:: DATASET EXCERPTS ::

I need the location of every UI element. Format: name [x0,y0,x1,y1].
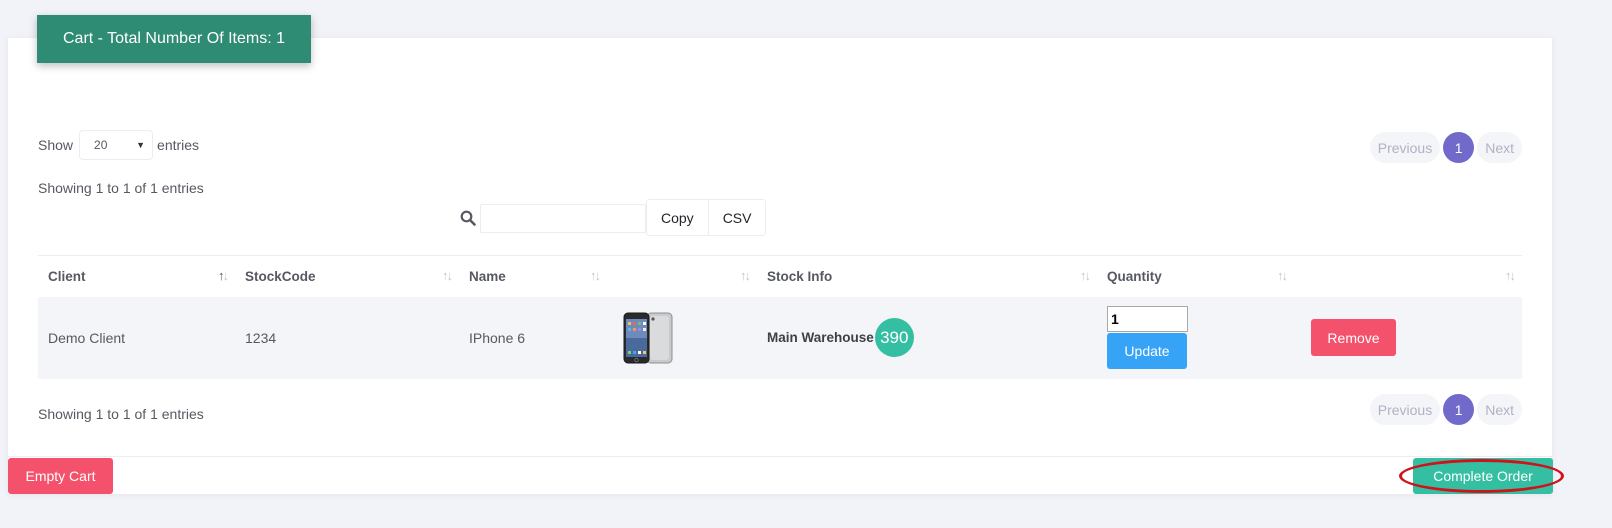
sort-asc-icon: ↑↓ [218,268,229,283]
stock-count-badge: 390 [874,318,914,357]
sort-icon: ↑↓ [590,268,601,283]
column-header-image[interactable]: ↑↓ [607,256,757,297]
table-info-top: Showing 1 to 1 of 1 entries [38,180,204,196]
cart-table: Client ↑↓ StockCode ↑↓ Name ↑↓ ↑↓ Stock … [38,255,1522,379]
update-button[interactable]: Update [1107,333,1187,369]
product-image [623,312,673,363]
entries-label: entries [157,137,200,153]
footer-divider [8,456,1552,457]
column-header-stockcode[interactable]: StockCode ↑↓ [235,256,459,297]
cart-title: Cart - Total Number Of Items: 1 [63,30,285,47]
column-header-client[interactable]: Client ↑↓ [38,256,235,297]
sort-icon: ↑↓ [1080,268,1091,283]
next-page-button[interactable]: Next [1477,394,1522,425]
entries-select-value: 20 [94,138,108,152]
column-header-quantity[interactable]: Quantity ↑↓ [1097,256,1294,297]
show-label: Show [38,137,74,153]
cell-action: Remove [1294,297,1522,379]
column-header-action[interactable]: ↑↓ [1294,256,1522,297]
remove-button[interactable]: Remove [1311,319,1396,356]
table-info-bottom: Showing 1 to 1 of 1 entries [38,406,204,422]
empty-cart-button[interactable]: Empty Cart [8,458,113,494]
dropdown-caret-icon: ▼ [136,140,146,150]
sort-icon: ↑↓ [740,268,751,283]
quantity-control: 1 Update [1107,306,1188,369]
entries-length-control: Show 20 ▼ entries [38,130,199,160]
sort-icon: ↑↓ [442,268,453,283]
previous-page-button[interactable]: Previous [1369,132,1441,163]
sort-icon: ↑↓ [1505,268,1516,283]
next-page-button[interactable]: Next [1477,132,1522,163]
cart-title-banner: Cart - Total Number Of Items: 1 [37,15,311,63]
export-button-group: Copy CSV [646,199,767,236]
column-header-name[interactable]: Name ↑↓ [459,256,607,297]
quantity-input[interactable]: 1 [1107,306,1188,332]
pagination-top: Previous 1 Next [1369,132,1522,163]
warehouse-name: Main Warehouse [767,330,874,345]
csv-button[interactable]: CSV [707,200,766,235]
entries-select[interactable]: 20 ▼ [79,130,154,160]
warehouse-stock: Main Warehouse 390 [767,318,914,357]
page-1-button[interactable]: 1 [1443,132,1475,163]
complete-order-button[interactable]: Complete Order [1413,458,1553,494]
search-bar: Copy CSV [457,199,767,236]
search-icon [457,207,479,229]
cell-stockcode: 1234 [245,329,277,346]
cell-stock-info: Main Warehouse 390 [757,297,1097,379]
sort-icon: ↑↓ [1277,268,1288,283]
cell-client: Demo Client [48,329,126,346]
column-header-stock-info[interactable]: Stock Info ↑↓ [757,256,1097,297]
cell-quantity: 1 Update [1097,297,1294,379]
cell-name: IPhone 6 [469,329,526,346]
page-1-button[interactable]: 1 [1443,394,1475,425]
table-header-row: Client ↑↓ StockCode ↑↓ Name ↑↓ ↑↓ Stock … [38,255,1522,297]
cell-image [607,297,757,379]
table-row: Demo Client 1234 IPhone 6 Main Warehouse… [38,296,1522,379]
previous-page-button[interactable]: Previous [1369,394,1441,425]
pagination-bottom: Previous 1 Next [1369,394,1522,425]
copy-button[interactable]: Copy [647,200,708,235]
search-input[interactable] [480,203,646,233]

:::

WORK TO BE COMPLETED> Copy out every line of the records above word for word, leaving out the picture.

RESPONSE>
I need the location of every UI element. Format: name [x0,y0,x1,y1].
sort-asc-icon: ↑↓ [218,268,229,283]
stock-count-badge: 390 [874,318,914,357]
sort-icon: ↑↓ [590,268,601,283]
column-header-image[interactable]: ↑↓ [607,256,757,297]
table-info-top: Showing 1 to 1 of 1 entries [38,180,204,196]
cart-table: Client ↑↓ StockCode ↑↓ Name ↑↓ ↑↓ Stock … [38,255,1522,379]
update-button[interactable]: Update [1107,333,1187,369]
product-image [623,312,673,363]
entries-label: entries [157,137,200,153]
footer-divider [8,456,1552,457]
column-header-stockcode[interactable]: StockCode ↑↓ [235,256,459,297]
cart-title: Cart - Total Number Of Items: 1 [63,30,285,47]
column-header-client[interactable]: Client ↑↓ [38,256,235,297]
sort-icon: ↑↓ [1080,268,1091,283]
next-page-button[interactable]: Next [1477,394,1522,425]
entries-select-value: 20 [94,138,108,152]
column-header-quantity[interactable]: Quantity ↑↓ [1097,256,1294,297]
show-label: Show [38,137,74,153]
cell-action: Remove [1294,297,1522,379]
column-header-action[interactable]: ↑↓ [1294,256,1522,297]
remove-button[interactable]: Remove [1311,319,1396,356]
table-info-bottom: Showing 1 to 1 of 1 entries [38,406,204,422]
empty-cart-button[interactable]: Empty Cart [8,458,113,494]
dropdown-caret-icon: ▼ [136,140,146,150]
sort-icon: ↑↓ [740,268,751,283]
quantity-control: 1 Update [1107,306,1188,369]
entries-length-control: Show 20 ▼ entries [38,130,199,160]
sort-icon: ↑↓ [442,268,453,283]
previous-page-button[interactable]: Previous [1369,132,1441,163]
sort-icon: ↑↓ [1505,268,1516,283]
next-page-button[interactable]: Next [1477,132,1522,163]
cart-title-banner: Cart - Total Number Of Items: 1 [37,15,311,63]
export-button-group: Copy CSV [646,199,767,236]
column-header-name[interactable]: Name ↑↓ [459,256,607,297]
quantity-input[interactable]: 1 [1107,306,1188,332]
pagination-top: Previous 1 Next [1369,132,1522,163]
warehouse-name: Main Warehouse [767,330,874,345]
csv-button[interactable]: CSV [707,200,766,235]
entries-select[interactable]: 20 ▼ [79,130,154,160]
warehouse-stock: Main Warehouse 390 [767,318,914,357]
page-1-button[interactable]: 1 [1443,132,1475,163]
complete-order-button[interactable]: Complete Order [1413,458,1553,494]
search-bar: Copy CSV [457,199,767,236]
search-icon [457,207,479,229]
cell-stockcode: 1234 [245,329,277,346]
cell-stock-info: Main Warehouse 390 [757,297,1097,379]
sort-icon: ↑↓ [1277,268,1288,283]
cell-client: Demo Client [48,329,126,346]
column-header-stock-info[interactable]: Stock Info ↑↓ [757,256,1097,297]
cell-quantity: 1 Update [1097,297,1294,379]
cell-name: IPhone 6 [469,329,526,346]
page-1-button[interactable]: 1 [1443,394,1475,425]
table-header-row: Client ↑↓ StockCode ↑↓ Name ↑↓ ↑↓ Stock … [38,255,1522,297]
cell-image [607,297,757,379]
table-row: Demo Client 1234 IPhone 6 Main Warehouse… [38,296,1522,379]
previous-page-button[interactable]: Previous [1369,394,1441,425]
pagination-bottom: Previous 1 Next [1369,394,1522,425]
copy-button[interactable]: Copy [647,200,708,235]
search-input[interactable] [480,203,646,233]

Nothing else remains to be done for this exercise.